- WRITTEN PROBLEM -
Leave out the images; return the rest of the data exactly.

**** DATA LISTING ****

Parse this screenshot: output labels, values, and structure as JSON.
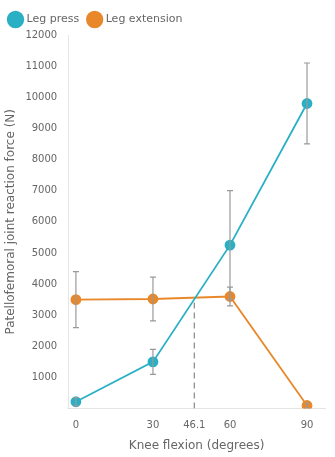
{
  "chart_data": {
    "type": "line",
    "xlabel": "Knee flexion (degrees)",
    "ylabel": "Patellofemoral joint reaction force (N)",
    "xlim": [
      -3,
      97
    ],
    "xticks": [
      0,
      30,
      46.1,
      60,
      90
    ],
    "ylim": [
      0,
      12000
    ],
    "yticks": [
      1000,
      2000,
      3000,
      4000,
      5000,
      6000,
      7000,
      8000,
      9000,
      10000,
      11000,
      12000
    ],
    "grid": false,
    "legend": "upper left",
    "marker": "circle",
    "error_bar_color": "#999999",
    "series": [
      {
        "name": "Leg press",
        "color": "#2ab0c5",
        "x": [
          0,
          30,
          60,
          90
        ],
        "values": [
          220,
          1500,
          5250,
          9800
        ],
        "errors": [
          130,
          400,
          1750,
          1300
        ]
      },
      {
        "name": "Leg extension",
        "color": "#e8882a",
        "x": [
          0,
          30,
          60,
          90
        ],
        "values": [
          3500,
          3520,
          3600,
          100
        ],
        "errors": [
          900,
          700,
          300,
          80
        ]
      }
    ],
    "lines": [
      {
        "x": [
          46.1,
          46.1
        ],
        "y": [
          0,
          3550
        ],
        "color": "#888888",
        "line_style": "dashed"
      }
    ]
  }
}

****

- EXPECTED ANSWER -
Parse this screenshot: output labels, values, and structure as JSON.
{
  "chart_data": {
    "type": "line",
    "xlabel": "Knee flexion (degrees)",
    "ylabel": "Patellofemoral joint reaction force (N)",
    "xlim": [
      -3,
      97
    ],
    "xticks": [
      0,
      30,
      46.1,
      60,
      90
    ],
    "ylim": [
      0,
      12000
    ],
    "yticks": [
      1000,
      2000,
      3000,
      4000,
      5000,
      6000,
      7000,
      8000,
      9000,
      10000,
      11000,
      12000
    ],
    "grid": false,
    "legend": "upper left",
    "marker": "circle",
    "error_bar_color": "#999999",
    "series": [
      {
        "name": "Leg press",
        "color": "#2ab0c5",
        "x": [
          0,
          30,
          60,
          90
        ],
        "values": [
          220,
          1500,
          5250,
          9800
        ],
        "errors": [
          130,
          400,
          1750,
          1300
        ]
      },
      {
        "name": "Leg extension",
        "color": "#e8882a",
        "x": [
          0,
          30,
          60,
          90
        ],
        "values": [
          3500,
          3520,
          3600,
          100
        ],
        "errors": [
          900,
          700,
          300,
          80
        ]
      }
    ],
    "lines": [
      {
        "x": [
          46.1,
          46.1
        ],
        "y": [
          0,
          3550
        ],
        "color": "#888888",
        "line_style": "dashed"
      }
    ]
  }
}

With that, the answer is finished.